__Task requirements__: Can the data below be set down again exactly, line for line?
• • •
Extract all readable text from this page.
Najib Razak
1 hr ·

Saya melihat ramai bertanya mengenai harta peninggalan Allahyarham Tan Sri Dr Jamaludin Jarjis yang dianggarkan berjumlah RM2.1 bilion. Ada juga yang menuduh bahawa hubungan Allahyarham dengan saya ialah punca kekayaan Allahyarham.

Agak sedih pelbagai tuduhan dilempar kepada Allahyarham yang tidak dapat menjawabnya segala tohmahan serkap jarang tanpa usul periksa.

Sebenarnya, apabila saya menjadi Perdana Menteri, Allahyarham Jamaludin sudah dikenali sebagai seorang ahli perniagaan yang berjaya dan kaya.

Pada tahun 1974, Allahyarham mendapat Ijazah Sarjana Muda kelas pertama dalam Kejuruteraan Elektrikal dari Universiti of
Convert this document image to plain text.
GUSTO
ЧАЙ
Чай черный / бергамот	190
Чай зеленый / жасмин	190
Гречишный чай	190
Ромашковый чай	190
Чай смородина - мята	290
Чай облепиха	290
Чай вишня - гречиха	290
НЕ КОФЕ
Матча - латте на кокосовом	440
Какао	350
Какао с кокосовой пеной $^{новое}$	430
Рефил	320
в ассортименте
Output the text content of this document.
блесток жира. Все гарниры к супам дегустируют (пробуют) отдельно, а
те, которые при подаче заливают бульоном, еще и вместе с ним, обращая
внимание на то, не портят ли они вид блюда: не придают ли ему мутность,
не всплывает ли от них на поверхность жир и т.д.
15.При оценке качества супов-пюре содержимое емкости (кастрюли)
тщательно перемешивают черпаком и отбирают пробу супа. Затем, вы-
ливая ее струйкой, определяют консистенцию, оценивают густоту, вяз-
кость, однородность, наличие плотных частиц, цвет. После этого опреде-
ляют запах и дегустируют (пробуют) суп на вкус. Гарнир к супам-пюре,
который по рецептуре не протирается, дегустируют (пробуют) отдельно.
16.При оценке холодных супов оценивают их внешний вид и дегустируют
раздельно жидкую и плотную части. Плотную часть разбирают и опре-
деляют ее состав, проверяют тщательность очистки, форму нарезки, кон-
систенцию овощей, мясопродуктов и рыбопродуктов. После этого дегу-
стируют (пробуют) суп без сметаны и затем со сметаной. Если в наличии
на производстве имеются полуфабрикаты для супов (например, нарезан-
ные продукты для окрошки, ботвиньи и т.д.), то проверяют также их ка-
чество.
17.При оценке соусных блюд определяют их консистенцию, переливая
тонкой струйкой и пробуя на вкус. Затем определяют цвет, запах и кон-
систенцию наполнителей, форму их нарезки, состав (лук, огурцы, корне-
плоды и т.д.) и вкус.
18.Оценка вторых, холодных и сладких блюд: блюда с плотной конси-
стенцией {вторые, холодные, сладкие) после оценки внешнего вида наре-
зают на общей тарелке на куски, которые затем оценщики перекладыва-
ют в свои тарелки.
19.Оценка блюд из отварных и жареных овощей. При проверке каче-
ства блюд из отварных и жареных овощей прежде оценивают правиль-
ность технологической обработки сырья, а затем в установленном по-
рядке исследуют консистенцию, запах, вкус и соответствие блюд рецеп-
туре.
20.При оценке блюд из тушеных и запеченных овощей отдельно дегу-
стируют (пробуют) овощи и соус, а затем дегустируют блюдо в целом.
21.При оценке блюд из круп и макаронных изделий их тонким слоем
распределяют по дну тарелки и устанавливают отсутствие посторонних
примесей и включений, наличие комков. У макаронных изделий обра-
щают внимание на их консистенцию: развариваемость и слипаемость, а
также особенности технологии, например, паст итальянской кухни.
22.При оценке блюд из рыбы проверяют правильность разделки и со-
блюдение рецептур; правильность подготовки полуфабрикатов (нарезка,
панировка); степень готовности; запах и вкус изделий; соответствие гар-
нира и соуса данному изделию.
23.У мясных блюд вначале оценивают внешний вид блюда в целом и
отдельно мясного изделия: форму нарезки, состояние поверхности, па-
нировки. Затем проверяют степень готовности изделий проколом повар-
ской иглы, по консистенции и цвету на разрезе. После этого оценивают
• • •
__Result of this task__:
Extract all readable text from this page.
Najib Razak
1 hr ·

Saya melihat ramai bertanya mengenai harta peninggalan Allahyarham Tan Sri Dr Jamaludin Jarjis yang dianggarkan berjumlah RM2.1 bilion. Ada juga yang menuduh bahawa hubungan Allahyarham dengan saya ialah punca kekayaan Allahyarham.

Agak sedih pelbagai tuduhan dilempar kepada Allahyarham yang tidak dapat menjawabnya segala tohmahan serkap jarang tanpa usul periksa.

Sebenarnya, apabila saya menjadi Perdana Menteri, Allahyarham Jamaludin sudah dikenali sebagai seorang ahli perniagaan yang berjaya dan kaya.

Pada tahun 1974, Allahyarham mendapat Ijazah Sarjana Muda kelas pertama dalam Kejuruteraan Elektrikal dari Universiti of
Convert this document image to plain text.
GUSTO
ЧАЙ
Чай черный / бергамот	190
Чай зеленый / жасмин	190
Гречишный чай	190
Ромашковый чай	190
Чай смородина - мята	290
Чай облепиха	290
Чай вишня - гречиха	290
НЕ КОФЕ
Матча - латте на кокосовом	440
Какао	350
Какао с кокосовой пеной $^{новое}$	430
Рефил	320
в ассортименте
Output the text content of this document.
блесток жира. Все гарниры к супам дегустируют (пробуют) отдельно, а
те, которые при подаче заливают бульоном, еще и вместе с ним, обращая
внимание на то, не портят ли они вид блюда: не придают ли ему мутность,
не всплывает ли от них на поверхность жир и т.д.
15.При оценке качества супов-пюре содержимое емкости (кастрюли)
тщательно перемешивают черпаком и отбирают пробу супа. Затем, вы-
ливая ее струйкой, определяют консистенцию, оценивают густоту, вяз-
кость, однородность, наличие плотных частиц, цвет. После этого опреде-
ляют запах и дегустируют (пробуют) суп на вкус. Гарнир к супам-пюре,
который по рецептуре не протирается, дегустируют (пробуют) отдельно.
16.При оценке холодных супов оценивают их внешний вид и дегустируют
раздельно жидкую и плотную части. Плотную часть разбирают и опре-
деляют ее состав, проверяют тщательность очистки, форму нарезки, кон-
систенцию овощей, мясопродуктов и рыбопродуктов. После этого дегу-
стируют (пробуют) суп без сметаны и затем со сметаной. Если в наличии
на производстве имеются полуфабрикаты для супов (например, нарезан-
ные продукты для окрошки, ботвиньи и т.д.), то проверяют также их ка-
чество.
17.При оценке соусных блюд определяют их консистенцию, переливая
тонкой струйкой и пробуя на вкус. Затем определяют цвет, запах и кон-
систенцию наполнителей, форму их нарезки, состав (лук, огурцы, корне-
плоды и т.д.) и вкус.
18.Оценка вторых, холодных и сладких блюд: блюда с плотной конси-
стенцией {вторые, холодные, сладкие) после оценки внешнего вида наре-
зают на общей тарелке на куски, которые затем оценщики перекладыва-
ют в свои тарелки.
19.Оценка блюд из отварных и жареных овощей. При проверке каче-
ства блюд из отварных и жареных овощей прежде оценивают правиль-
ность технологической обработки сырья, а затем в установленном по-
рядке исследуют консистенцию, запах, вкус и соответствие блюд рецеп-
туре.
20.При оценке блюд из тушеных и запеченных овощей отдельно дегу-
стируют (пробуют) овощи и соус, а затем дегустируют блюдо в целом.
21.При оценке блюд из круп и макаронных изделий их тонким слоем
распределяют по дну тарелки и устанавливают отсутствие посторонних
примесей и включений, наличие комков. У макаронных изделий обра-
щают внимание на их консистенцию: развариваемость и слипаемость, а
также особенности технологии, например, паст итальянской кухни.
22.При оценке блюд из рыбы проверяют правильность разделки и со-
блюдение рецептур; правильность подготовки полуфабрикатов (нарезка,
панировка); степень готовности; запах и вкус изделий; соответствие гар-
нира и соуса данному изделию.
23.У мясных блюд вначале оценивают внешний вид блюда в целом и
отдельно мясного изделия: форму нарезки, состояние поверхности, па-
нировки. Затем проверяют степень готовности изделий проколом повар-
ской иглы, по консистенции и цвету на разрезе. После этого оценивают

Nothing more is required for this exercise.